**Stored dataset items:**
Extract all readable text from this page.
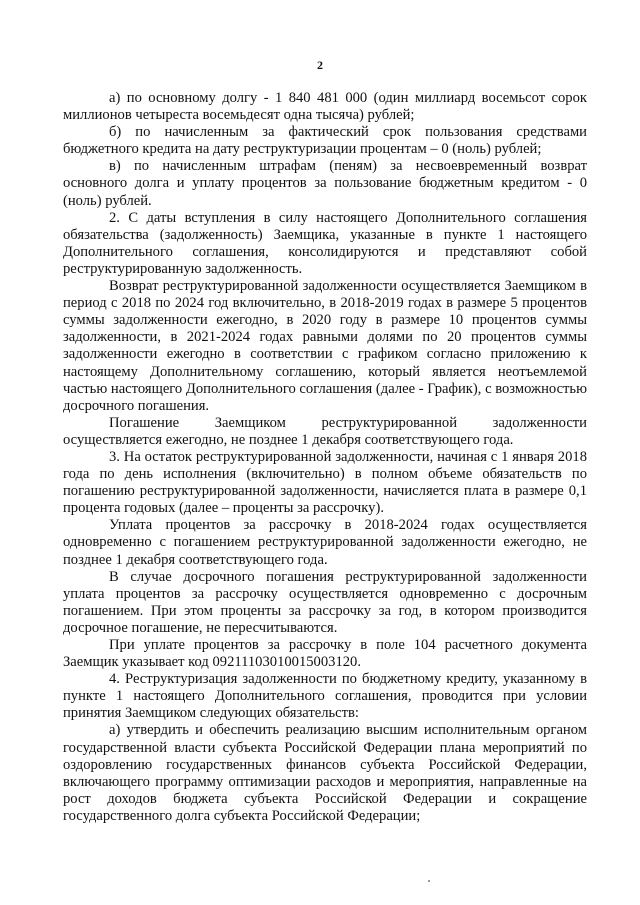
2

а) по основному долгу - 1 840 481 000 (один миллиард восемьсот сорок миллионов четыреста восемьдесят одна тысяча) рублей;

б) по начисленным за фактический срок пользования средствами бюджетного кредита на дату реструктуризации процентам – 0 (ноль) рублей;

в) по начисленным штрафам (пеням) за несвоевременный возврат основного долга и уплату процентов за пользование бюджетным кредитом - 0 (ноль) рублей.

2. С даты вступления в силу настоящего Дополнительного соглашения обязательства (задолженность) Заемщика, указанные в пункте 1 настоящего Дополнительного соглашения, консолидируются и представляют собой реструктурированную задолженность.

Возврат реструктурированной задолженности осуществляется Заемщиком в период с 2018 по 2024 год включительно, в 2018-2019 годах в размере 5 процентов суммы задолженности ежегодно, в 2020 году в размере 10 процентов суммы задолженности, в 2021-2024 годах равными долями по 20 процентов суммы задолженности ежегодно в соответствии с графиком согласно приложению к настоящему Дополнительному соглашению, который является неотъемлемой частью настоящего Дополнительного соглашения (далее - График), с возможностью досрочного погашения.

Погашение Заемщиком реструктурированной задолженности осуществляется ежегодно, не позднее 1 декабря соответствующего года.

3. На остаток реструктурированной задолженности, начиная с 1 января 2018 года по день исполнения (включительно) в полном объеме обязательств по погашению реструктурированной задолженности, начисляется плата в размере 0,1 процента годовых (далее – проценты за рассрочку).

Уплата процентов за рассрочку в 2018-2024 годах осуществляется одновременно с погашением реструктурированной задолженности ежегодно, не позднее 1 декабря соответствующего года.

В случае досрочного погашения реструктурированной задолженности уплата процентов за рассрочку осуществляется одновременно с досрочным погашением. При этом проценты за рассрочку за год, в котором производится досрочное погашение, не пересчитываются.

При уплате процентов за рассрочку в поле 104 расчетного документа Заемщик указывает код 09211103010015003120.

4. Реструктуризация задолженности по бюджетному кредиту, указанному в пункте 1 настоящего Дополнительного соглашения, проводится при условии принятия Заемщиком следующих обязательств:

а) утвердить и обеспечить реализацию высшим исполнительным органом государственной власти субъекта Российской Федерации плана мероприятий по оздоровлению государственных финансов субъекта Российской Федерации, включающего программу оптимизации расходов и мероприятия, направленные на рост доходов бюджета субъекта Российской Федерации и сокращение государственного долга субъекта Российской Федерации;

==

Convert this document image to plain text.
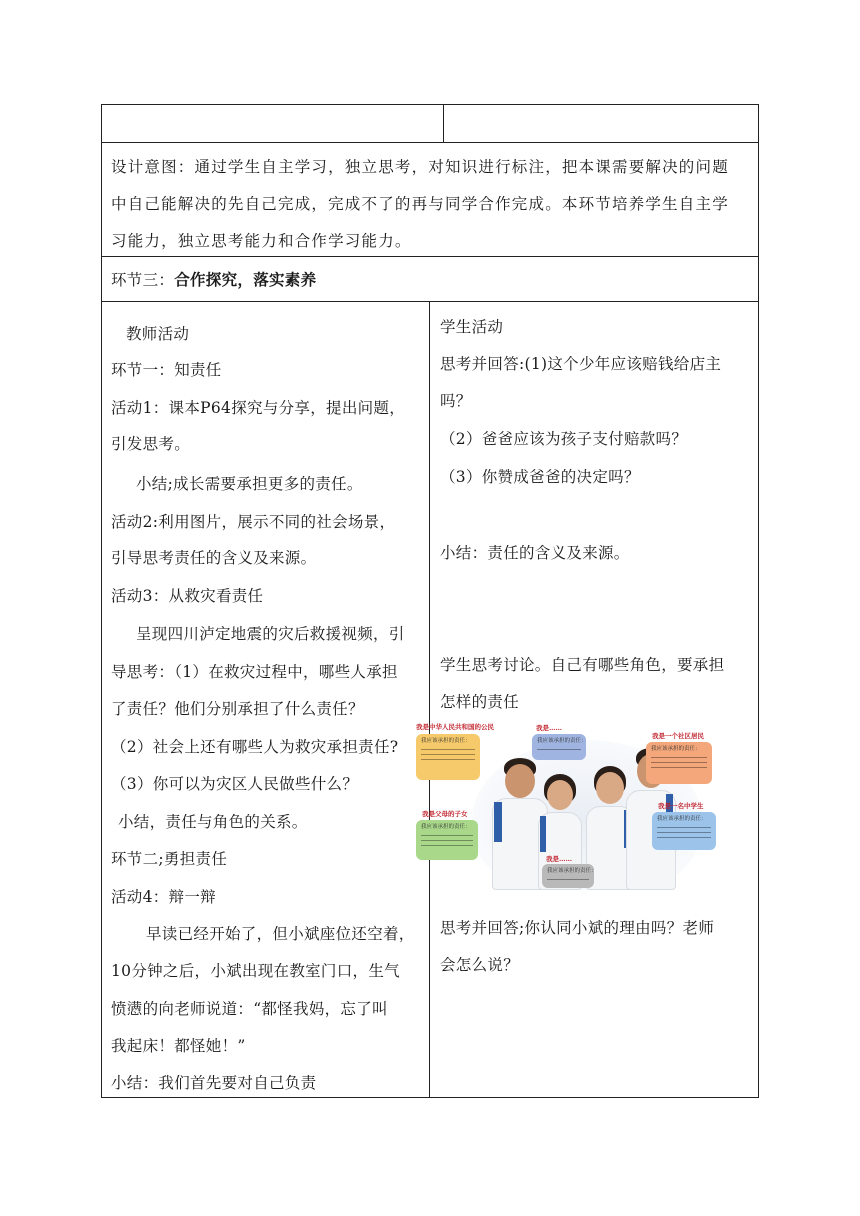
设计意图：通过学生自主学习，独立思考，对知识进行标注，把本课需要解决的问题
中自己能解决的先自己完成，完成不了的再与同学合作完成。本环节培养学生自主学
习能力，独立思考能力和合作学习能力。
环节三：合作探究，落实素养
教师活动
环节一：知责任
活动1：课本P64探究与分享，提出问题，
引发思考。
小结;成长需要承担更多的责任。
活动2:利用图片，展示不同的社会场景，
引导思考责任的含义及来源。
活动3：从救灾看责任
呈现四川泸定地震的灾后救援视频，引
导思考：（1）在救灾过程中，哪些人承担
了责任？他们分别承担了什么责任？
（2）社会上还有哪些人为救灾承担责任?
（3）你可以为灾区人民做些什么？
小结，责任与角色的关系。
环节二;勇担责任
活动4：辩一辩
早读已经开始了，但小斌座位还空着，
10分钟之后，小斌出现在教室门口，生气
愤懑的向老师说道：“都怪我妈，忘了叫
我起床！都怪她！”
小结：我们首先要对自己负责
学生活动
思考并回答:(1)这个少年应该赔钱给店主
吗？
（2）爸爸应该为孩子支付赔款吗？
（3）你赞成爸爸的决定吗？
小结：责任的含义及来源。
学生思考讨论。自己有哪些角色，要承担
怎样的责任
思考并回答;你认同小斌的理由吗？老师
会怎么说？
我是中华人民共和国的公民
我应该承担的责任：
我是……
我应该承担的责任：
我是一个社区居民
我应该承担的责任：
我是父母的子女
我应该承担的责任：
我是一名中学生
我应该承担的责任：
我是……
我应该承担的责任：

**Aim of the task:** Tell how many lines include "начисленным". The number is the whole answer.

**Worked solution:** 2